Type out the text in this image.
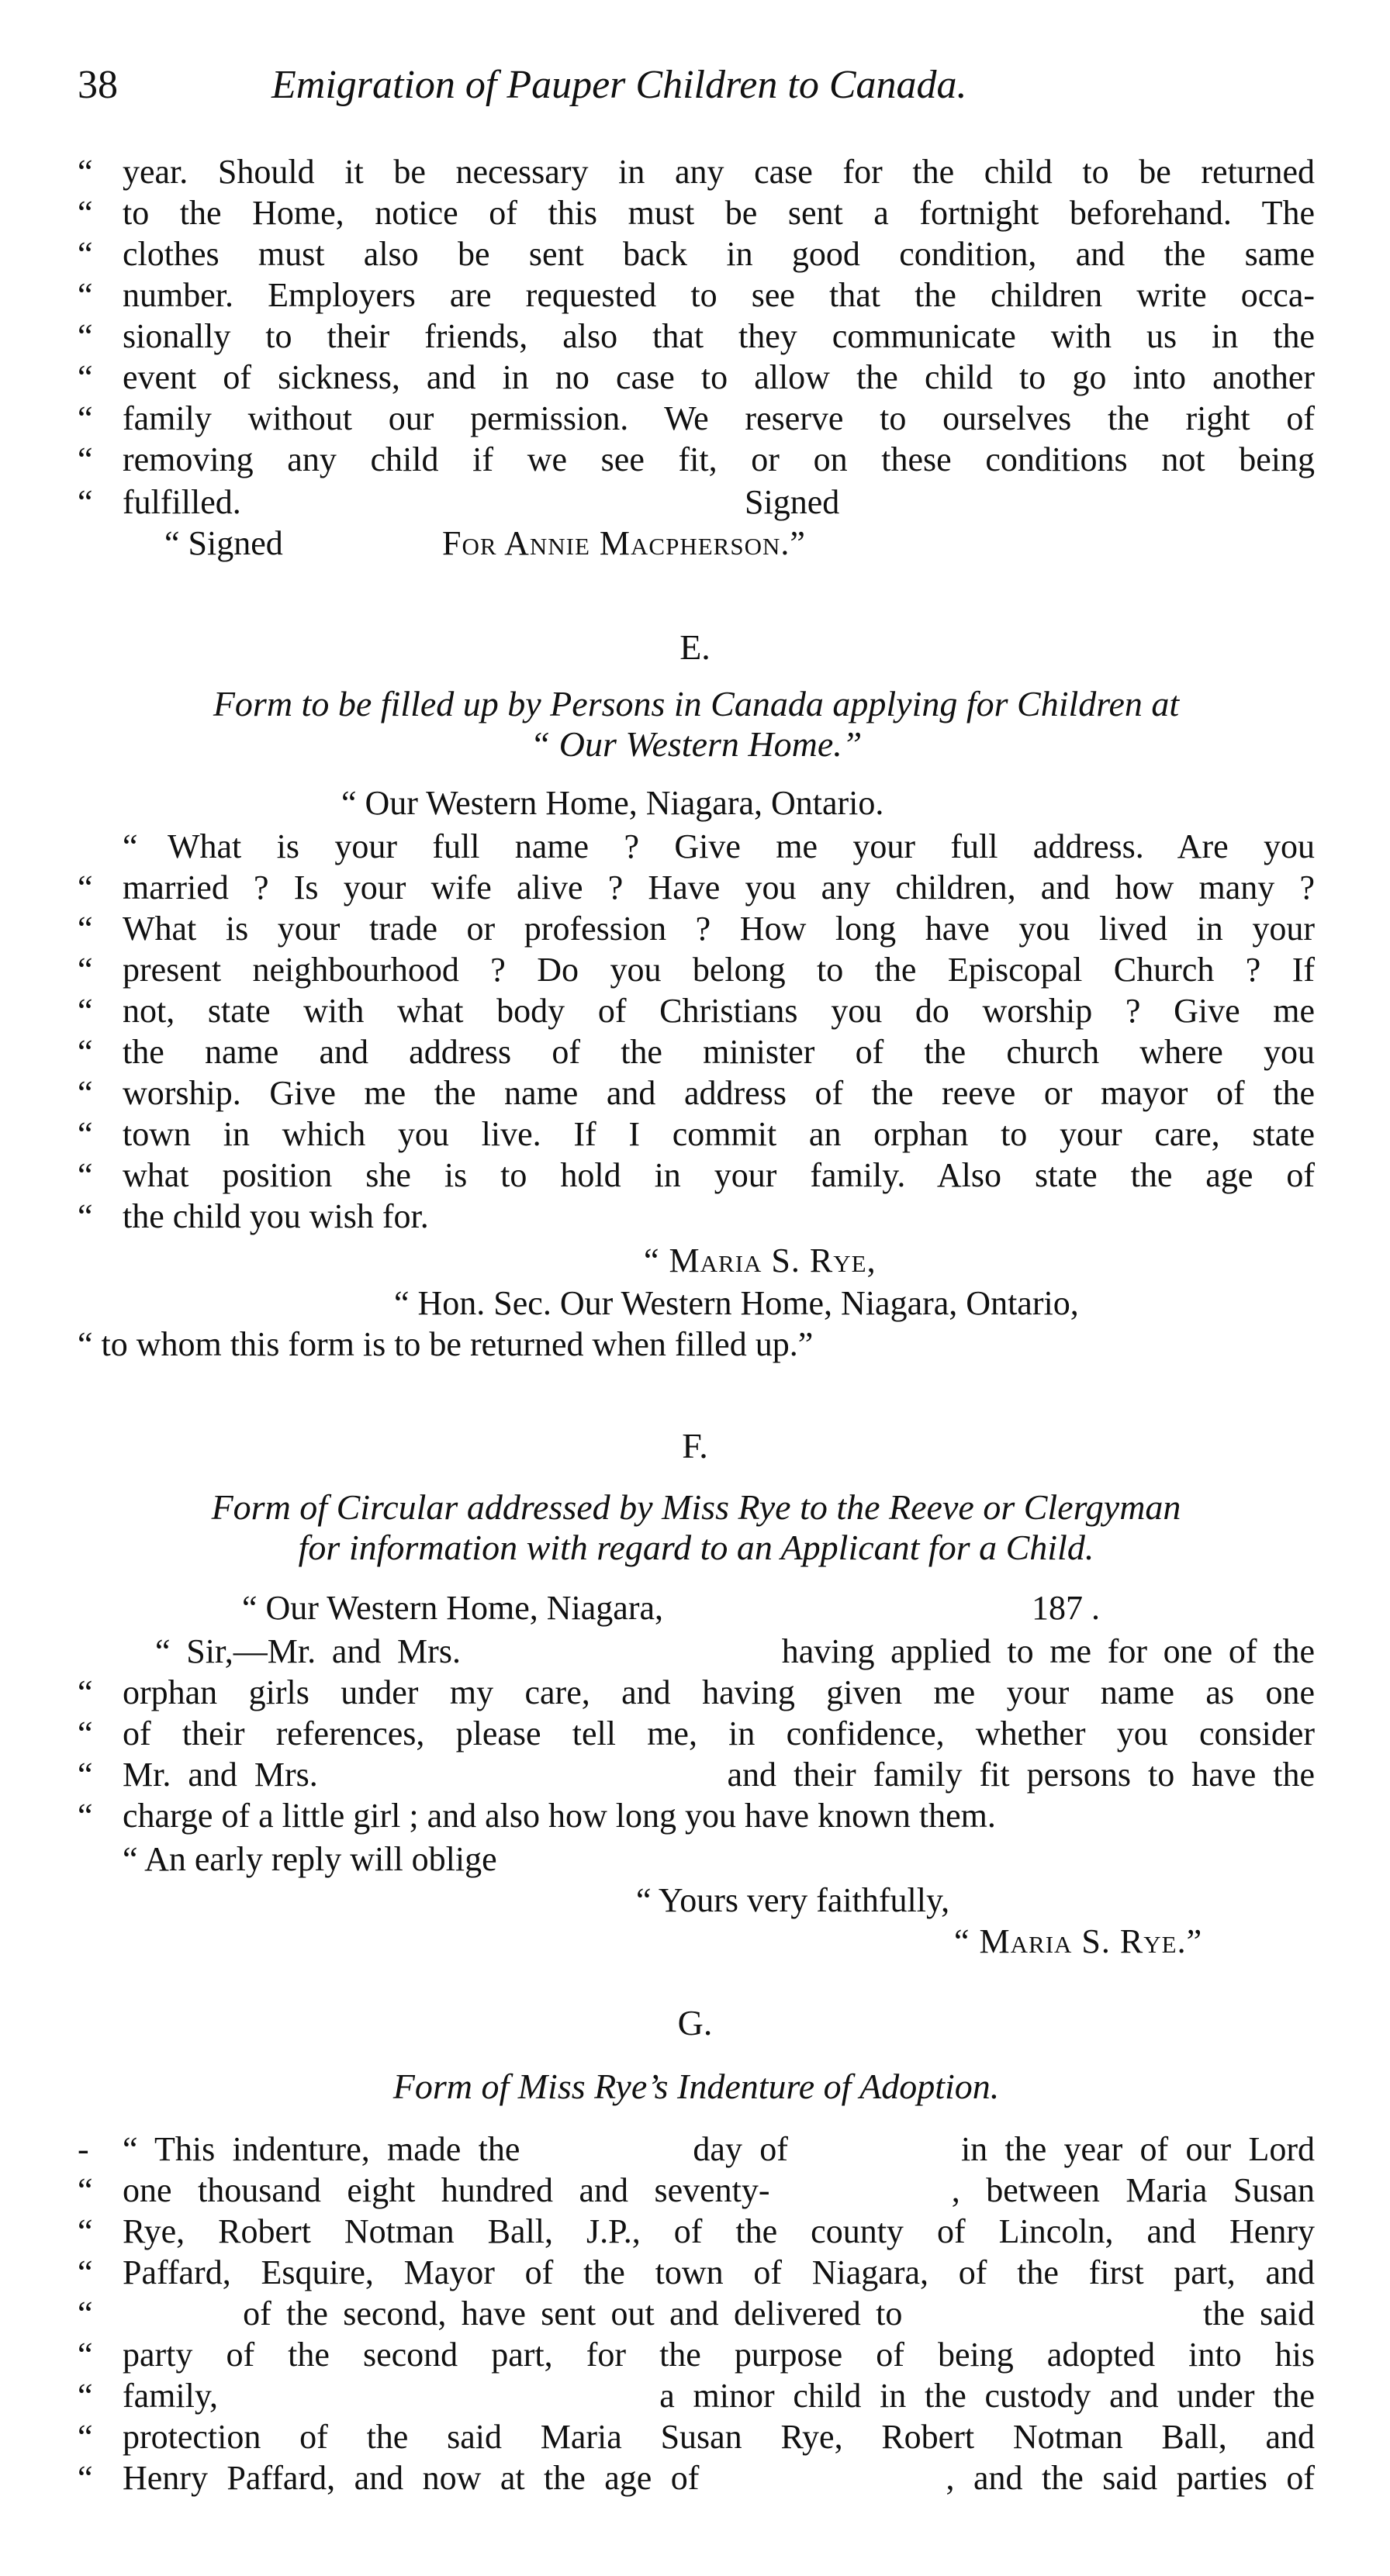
38	Emigration of Pauper Children to Canada.
“ year. Should it be necessary in any case for the child to be returned
“ to the Home, notice of this must be sent a fortnight beforehand. The
“ clothes must also be sent back in good condition, and the same
“ number. Employers are requested to see that the children write occa-
“ sionally to their friends, also that they communicate with us in the
“ event of sickness, and in no case to allow the child to go into another
“ family without our permission. We reserve to ourselves the right of
“ removing any child if we see fit, or on these conditions not being
“ fulfilled.	Signed
“ Signed	For Annie Macpherson.”
E.
Form to be filled up by Persons in Canada applying for Children at
“ Our Western Home.”
“ Our Western Home, Niagara, Ontario.
“ What is your full name ? Give me your full address. Are you
“ married ? Is your wife alive ? Have you any children, and how many ?
“ What is your trade or profession ? How long have you lived in your
“ present neighbourhood ? Do you belong to the Episcopal Church ? If
“ not, state with what body of Christians you do worship ? Give me
“ the name and address of the minister of the church where you
“ worship. Give me the name and address of the reeve or mayor of the
“ town in which you live. If I commit an orphan to your care, state
“ what position she is to hold in your family. Also state the age of
“ the child you wish for.
“ Maria S. Rye,
“ Hon. Sec. Our Western Home, Niagara, Ontario,
“ to whom this form is to be returned when filled up.”
F.
Form of Circular addressed by Miss Rye to the Reeve or Clergyman
for information with regard to an Applicant for a Child.
“ Our Western Home, Niagara,	187 .
“ Sir,—Mr. and Mrs.                    having applied to me for one of the
“ orphan girls under my care, and having given me your name as one
“ of their references, please tell me, in confidence, whether you consider
“ Mr. and Mrs.                        and their family fit persons to have the
“ charge of a little girl ; and also how long you have known them.
“ An early reply will oblige
“ Yours very faithfully,
“ Maria S. Rye.”
G.
Form of Miss Rye’s Indenture of Adoption.
- “ This indenture, made the          day of          in the year of our Lord
“ one thousand eight hundred and seventy-       , between Maria Susan
“ Rye, Robert Notman Ball, J.P., of the county of Lincoln, and Henry
“ Paffard, Esquire, Mayor of the town of Niagara, of the first part, and
“ of the second, have sent out and delivered to                    the said
“ party of the second part, for the purpose of being adopted into his
“ family,                        a minor child in the custody and under the
“ protection of the said Maria Susan Rye, Robert Notman Ball, and
“ Henry Paffard, and now at the age of             , and the said parties of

-=-=-=-=-

> Task description
Verbatim reproduction of every record is required; images are left out.

> Correct response
Type out the text in this image.
38	Emigration of Pauper Children to Canada.
“ year. Should it be necessary in any case for the child to be returned
“ to the Home, notice of this must be sent a fortnight beforehand. The
“ clothes must also be sent back in good condition, and the same
“ number. Employers are requested to see that the children write occa-
“ sionally to their friends, also that they communicate with us in the
“ event of sickness, and in no case to allow the child to go into another
“ family without our permission. We reserve to ourselves the right of
“ removing any child if we see fit, or on these conditions not being
“ fulfilled.	Signed
“ Signed	For Annie Macpherson.”
E.
Form to be filled up by Persons in Canada applying for Children at
“ Our Western Home.”
“ Our Western Home, Niagara, Ontario.
“ What is your full name ? Give me your full address. Are you
“ married ? Is your wife alive ? Have you any children, and how many ?
“ What is your trade or profession ? How long have you lived in your
“ present neighbourhood ? Do you belong to the Episcopal Church ? If
“ not, state with what body of Christians you do worship ? Give me
“ the name and address of the minister of the church where you
“ worship. Give me the name and address of the reeve or mayor of the
“ town in which you live. If I commit an orphan to your care, state
“ what position she is to hold in your family. Also state the age of
“ the child you wish for.
“ Maria S. Rye,
“ Hon. Sec. Our Western Home, Niagara, Ontario,
“ to whom this form is to be returned when filled up.”
F.
Form of Circular addressed by Miss Rye to the Reeve or Clergyman
for information with regard to an Applicant for a Child.
“ Our Western Home, Niagara,	187 .
“ Sir,—Mr. and Mrs.                    having applied to me for one of the
“ orphan girls under my care, and having given me your name as one
“ of their references, please tell me, in confidence, whether you consider
“ Mr. and Mrs.                        and their family fit persons to have the
“ charge of a little girl ; and also how long you have known them.
“ An early reply will oblige
“ Yours very faithfully,
“ Maria S. Rye.”
G.
Form of Miss Rye’s Indenture of Adoption.
- “ This indenture, made the          day of          in the year of our Lord
“ one thousand eight hundred and seventy-       , between Maria Susan
“ Rye, Robert Notman Ball, J.P., of the county of Lincoln, and Henry
“ Paffard, Esquire, Mayor of the town of Niagara, of the first part, and
“ of the second, have sent out and delivered to                    the said
“ party of the second part, for the purpose of being adopted into his
“ family,                        a minor child in the custody and under the
“ protection of the said Maria Susan Rye, Robert Notman Ball, and
“ Henry Paffard, and now at the age of             , and the said parties of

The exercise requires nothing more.